Can you copy, word for word, the stretch of the forum post below from "Although I'm not" through "index + layout tree."?
Exercise text Block Start
Sorry about the nonsensical reply, the web interface was acting up... this is the intended reply.

On Sunday, 1 September 2013 at 02:05:51 UTC, Manu wrote:
The only compiler you can realistically use productively in windows is
DMD-Win64, and that doesn't work out of the box.

Why didn't you go with DMD-Win32? Because of OMF? implib and/or objconv is a hassle but probably less of a hassle than using the nascent DMD-Win64.

Overwhelmingly, the biggest complaint was a lack of symbolic information to assist with auto-completion. Visual-D tries valiantly, but it falls quite
short of the mark.
This goes back to the threads where the IDE guys are writing their own parsers, when really, DMD should be able to be built as a lib, with an API
designed for using DMD as a lib/plugin.

Although I'm not convinced auto-completion is a vital feature (Microsoft's C++ IntelliSense is shit too), I agree that any time spent on custom parsers and best-effort semantic analysis is a complete waste of time. The only semantic analysis engine that is going to be sufficiently good for D is one from a compiler front-end. Apart from DMD, it's worth taking a look at SDC for this.

some windows dev's want a CHM that looks like
the typical Microsoft doc's people are used to. Those that aren't familiar with the CHM viewer; it's just HTML but with a nice index + layout tree.

dmd2\windows\bin\d.chm

The question came up multiple times; "I don't think this should be an
array... what containers can I use, and where are they?"...
Also, nobody could work out how to remove an arbitrary item from an array,
or an item from an AA by reference/value (only by key).

This code:
  foreach(i, item; array)
    if(item == itemToRemove)
      array = array[0..i] ~ array[i+1..$];
Got a rather 'negative' reaction from the audience to put it lightly...
Exercise text Block End
Available data Block Start
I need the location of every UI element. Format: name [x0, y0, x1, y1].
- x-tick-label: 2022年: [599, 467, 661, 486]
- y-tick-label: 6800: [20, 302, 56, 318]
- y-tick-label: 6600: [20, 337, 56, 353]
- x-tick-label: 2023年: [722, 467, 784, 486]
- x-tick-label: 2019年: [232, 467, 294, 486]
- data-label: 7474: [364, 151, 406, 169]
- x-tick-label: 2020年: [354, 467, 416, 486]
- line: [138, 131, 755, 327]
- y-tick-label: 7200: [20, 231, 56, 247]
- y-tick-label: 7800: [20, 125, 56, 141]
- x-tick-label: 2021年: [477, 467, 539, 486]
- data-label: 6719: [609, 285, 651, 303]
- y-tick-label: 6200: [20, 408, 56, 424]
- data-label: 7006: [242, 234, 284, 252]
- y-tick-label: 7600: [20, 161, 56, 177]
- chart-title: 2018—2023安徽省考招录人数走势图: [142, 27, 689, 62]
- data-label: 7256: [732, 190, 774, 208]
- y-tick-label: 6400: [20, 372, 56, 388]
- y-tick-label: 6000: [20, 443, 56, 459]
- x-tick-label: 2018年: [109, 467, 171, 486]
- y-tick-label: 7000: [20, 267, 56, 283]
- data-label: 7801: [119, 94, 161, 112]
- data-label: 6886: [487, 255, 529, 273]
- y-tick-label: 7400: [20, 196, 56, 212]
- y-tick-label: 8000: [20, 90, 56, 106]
Available data Block End
● Answer area:
Although I'm not convinced auto-completion is a vital feature (Microsoft's C++ IntelliSense is shit too), I agree that any time spent on custom parsers and best-effort semantic analysis is a complete waste of time. The only semantic analysis engine that is going to be sufficiently good for D is one from a compiler front-end. Apart from DMD, it's worth taking a look at SDC for this.

some windows dev's want a CHM that looks like
the typical Microsoft doc's people are used to. Those that aren't familiar with the CHM viewer; it's just HTML but with a nice index + layout tree.